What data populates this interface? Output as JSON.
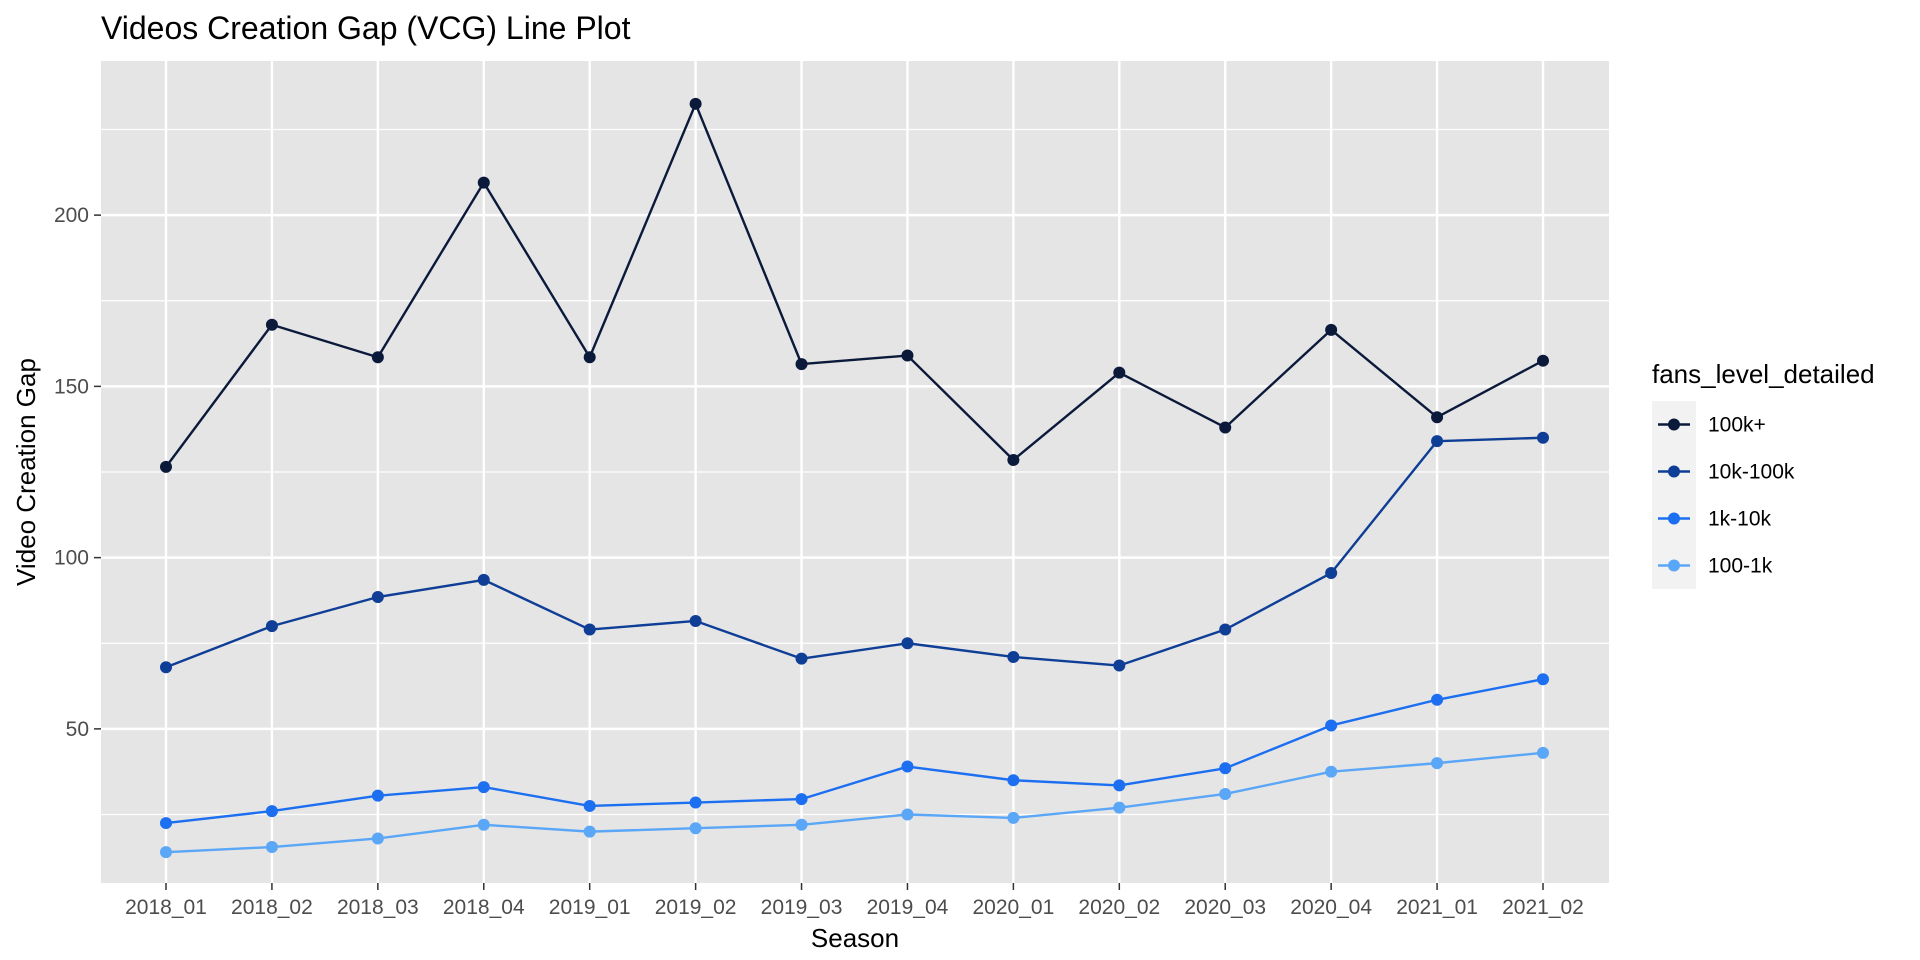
{
  "chart_data": {
    "type": "line",
    "title": "Videos Creation Gap (VCG) Line Plot",
    "xlabel": "Season",
    "ylabel": "Video Creation Gap",
    "categories": [
      "2018_01",
      "2018_02",
      "2018_03",
      "2018_04",
      "2019_01",
      "2019_02",
      "2019_03",
      "2019_04",
      "2020_01",
      "2020_02",
      "2020_03",
      "2020_04",
      "2021_01",
      "2021_02"
    ],
    "ylim": [
      5,
      245
    ],
    "yticks": [
      50,
      100,
      150,
      200
    ],
    "grid": true,
    "panel_background": "#e5e5e5",
    "legend": {
      "title": "fans_level_detailed",
      "placement": "right"
    },
    "series": [
      {
        "name": "100k+",
        "color": "#0b1a3a",
        "values": [
          126.5,
          168,
          158.5,
          209.5,
          158.5,
          232.5,
          156.5,
          159,
          128.5,
          154,
          138,
          166.5,
          141,
          157.5
        ]
      },
      {
        "name": "10k-100k",
        "color": "#0f3e96",
        "values": [
          68,
          80,
          88.5,
          93.5,
          79,
          81.5,
          70.5,
          75,
          71,
          68.5,
          79,
          95.5,
          134,
          135
        ]
      },
      {
        "name": "1k-10k",
        "color": "#1c6ff0",
        "values": [
          22.5,
          26,
          30.5,
          33,
          27.5,
          28.5,
          29.5,
          39,
          35,
          33.5,
          38.5,
          51,
          58.5,
          64.5
        ]
      },
      {
        "name": "100-1k",
        "color": "#5aa6f7",
        "values": [
          14,
          15.5,
          18,
          22,
          20,
          21,
          22,
          25,
          24,
          27,
          31,
          37.5,
          40,
          43
        ]
      }
    ]
  }
}
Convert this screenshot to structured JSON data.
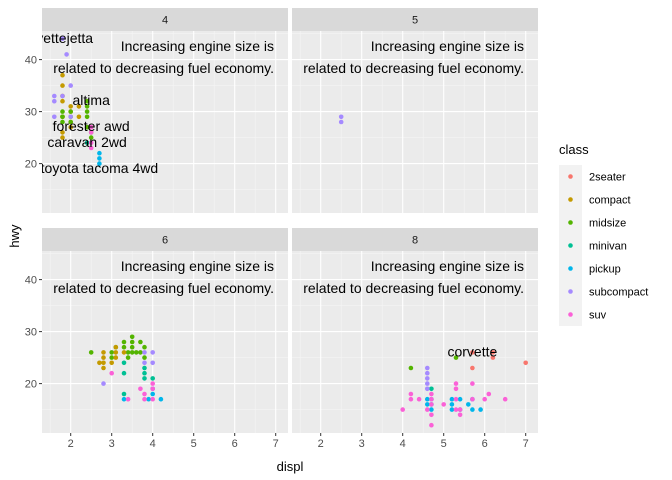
************
Aim of the exercise> Each line above that holds the string "Creation" should be copied and shown.

Final answer>
    "title": "Videos Creation Gap (VCG) Line Plot",
    "ylabel": "Video Creation Gap",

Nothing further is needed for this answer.